+++ Exercise inputs +++

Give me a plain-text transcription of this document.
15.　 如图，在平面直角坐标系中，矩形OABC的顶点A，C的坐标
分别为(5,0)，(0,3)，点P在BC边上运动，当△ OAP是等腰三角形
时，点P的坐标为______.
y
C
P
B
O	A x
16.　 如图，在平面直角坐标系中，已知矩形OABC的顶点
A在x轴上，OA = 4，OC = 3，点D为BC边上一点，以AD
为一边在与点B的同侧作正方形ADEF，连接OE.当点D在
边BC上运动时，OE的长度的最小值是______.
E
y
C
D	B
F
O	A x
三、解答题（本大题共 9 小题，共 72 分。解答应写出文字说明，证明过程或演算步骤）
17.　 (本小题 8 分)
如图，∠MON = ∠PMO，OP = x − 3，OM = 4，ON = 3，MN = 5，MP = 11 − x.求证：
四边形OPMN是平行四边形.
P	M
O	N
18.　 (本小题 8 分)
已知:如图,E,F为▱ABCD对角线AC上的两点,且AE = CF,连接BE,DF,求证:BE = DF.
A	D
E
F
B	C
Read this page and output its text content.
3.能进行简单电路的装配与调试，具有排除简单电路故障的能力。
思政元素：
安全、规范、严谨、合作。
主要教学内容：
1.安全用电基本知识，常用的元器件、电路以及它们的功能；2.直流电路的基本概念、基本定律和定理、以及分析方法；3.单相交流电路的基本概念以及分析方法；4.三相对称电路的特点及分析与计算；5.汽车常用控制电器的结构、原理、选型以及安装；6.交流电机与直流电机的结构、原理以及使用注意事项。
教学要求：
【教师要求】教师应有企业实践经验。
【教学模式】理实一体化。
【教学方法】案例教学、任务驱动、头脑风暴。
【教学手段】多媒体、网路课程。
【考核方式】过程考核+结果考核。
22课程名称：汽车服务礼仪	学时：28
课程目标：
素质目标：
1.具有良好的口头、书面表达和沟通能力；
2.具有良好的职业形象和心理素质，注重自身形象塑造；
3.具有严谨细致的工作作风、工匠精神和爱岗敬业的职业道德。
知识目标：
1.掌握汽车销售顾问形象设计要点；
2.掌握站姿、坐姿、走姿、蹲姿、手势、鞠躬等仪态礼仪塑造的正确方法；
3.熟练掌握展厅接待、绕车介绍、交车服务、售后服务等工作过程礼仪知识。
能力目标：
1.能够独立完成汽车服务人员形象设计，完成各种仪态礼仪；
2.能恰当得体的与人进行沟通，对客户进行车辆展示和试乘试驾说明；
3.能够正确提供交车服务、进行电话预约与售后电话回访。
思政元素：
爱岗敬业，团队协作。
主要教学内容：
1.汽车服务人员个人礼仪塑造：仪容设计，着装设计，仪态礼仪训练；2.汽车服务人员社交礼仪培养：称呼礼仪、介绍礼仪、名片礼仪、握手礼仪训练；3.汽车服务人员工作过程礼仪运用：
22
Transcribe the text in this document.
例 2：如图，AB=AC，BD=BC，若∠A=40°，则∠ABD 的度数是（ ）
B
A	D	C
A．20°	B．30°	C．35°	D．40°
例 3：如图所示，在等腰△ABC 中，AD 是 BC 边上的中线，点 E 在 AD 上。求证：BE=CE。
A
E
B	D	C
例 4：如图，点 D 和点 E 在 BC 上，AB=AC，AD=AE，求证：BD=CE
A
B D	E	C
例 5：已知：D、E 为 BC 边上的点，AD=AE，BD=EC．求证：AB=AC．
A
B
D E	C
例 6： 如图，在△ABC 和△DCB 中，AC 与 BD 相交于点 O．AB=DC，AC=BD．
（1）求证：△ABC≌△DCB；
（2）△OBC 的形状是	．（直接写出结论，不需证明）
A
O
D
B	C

+++

▶ _Exercise prompt_:
Copy the material above back out, exactly as written.

▶ _The output_:
Give me a plain-text transcription of this document.
15.　 如图，在平面直角坐标系中，矩形OABC的顶点A，C的坐标
分别为(5,0)，(0,3)，点P在BC边上运动，当△ OAP是等腰三角形
时，点P的坐标为______.
y
C
P
B
O	A x
16.　 如图，在平面直角坐标系中，已知矩形OABC的顶点
A在x轴上，OA = 4，OC = 3，点D为BC边上一点，以AD
为一边在与点B的同侧作正方形ADEF，连接OE.当点D在
边BC上运动时，OE的长度的最小值是______.
E
y
C
D	B
F
O	A x
三、解答题（本大题共 9 小题，共 72 分。解答应写出文字说明，证明过程或演算步骤）
17.　 (本小题 8 分)
如图，∠MON = ∠PMO，OP = x − 3，OM = 4，ON = 3，MN = 5，MP = 11 − x.求证：
四边形OPMN是平行四边形.
P	M
O	N
18.　 (本小题 8 分)
已知:如图,E,F为▱ABCD对角线AC上的两点,且AE = CF,连接BE,DF,求证:BE = DF.
A	D
E
F
B	C
Read this page and output its text content.
3.能进行简单电路的装配与调试，具有排除简单电路故障的能力。
思政元素：
安全、规范、严谨、合作。
主要教学内容：
1.安全用电基本知识，常用的元器件、电路以及它们的功能；2.直流电路的基本概念、基本定律和定理、以及分析方法；3.单相交流电路的基本概念以及分析方法；4.三相对称电路的特点及分析与计算；5.汽车常用控制电器的结构、原理、选型以及安装；6.交流电机与直流电机的结构、原理以及使用注意事项。
教学要求：
【教师要求】教师应有企业实践经验。
【教学模式】理实一体化。
【教学方法】案例教学、任务驱动、头脑风暴。
【教学手段】多媒体、网路课程。
【考核方式】过程考核+结果考核。
22课程名称：汽车服务礼仪	学时：28
课程目标：
素质目标：
1.具有良好的口头、书面表达和沟通能力；
2.具有良好的职业形象和心理素质，注重自身形象塑造；
3.具有严谨细致的工作作风、工匠精神和爱岗敬业的职业道德。
知识目标：
1.掌握汽车销售顾问形象设计要点；
2.掌握站姿、坐姿、走姿、蹲姿、手势、鞠躬等仪态礼仪塑造的正确方法；
3.熟练掌握展厅接待、绕车介绍、交车服务、售后服务等工作过程礼仪知识。
能力目标：
1.能够独立完成汽车服务人员形象设计，完成各种仪态礼仪；
2.能恰当得体的与人进行沟通，对客户进行车辆展示和试乘试驾说明；
3.能够正确提供交车服务、进行电话预约与售后电话回访。
思政元素：
爱岗敬业，团队协作。
主要教学内容：
1.汽车服务人员个人礼仪塑造：仪容设计，着装设计，仪态礼仪训练；2.汽车服务人员社交礼仪培养：称呼礼仪、介绍礼仪、名片礼仪、握手礼仪训练；3.汽车服务人员工作过程礼仪运用：
22
Transcribe the text in this document.
例 2：如图，AB=AC，BD=BC，若∠A=40°，则∠ABD 的度数是（ ）
B
A	D	C
A．20°	B．30°	C．35°	D．40°
例 3：如图所示，在等腰△ABC 中，AD 是 BC 边上的中线，点 E 在 AD 上。求证：BE=CE。
A
E
B	D	C
例 4：如图，点 D 和点 E 在 BC 上，AB=AC，AD=AE，求证：BD=CE
A
B D	E	C
例 5：已知：D、E 为 BC 边上的点，AD=AE，BD=EC．求证：AB=AC．
A
B
D E	C
例 6： 如图，在△ABC 和△DCB 中，AC 与 BD 相交于点 O．AB=DC，AC=BD．
（1）求证：△ABC≌△DCB；
（2）△OBC 的形状是	．（直接写出结论，不需证明）
A
O
D
B	C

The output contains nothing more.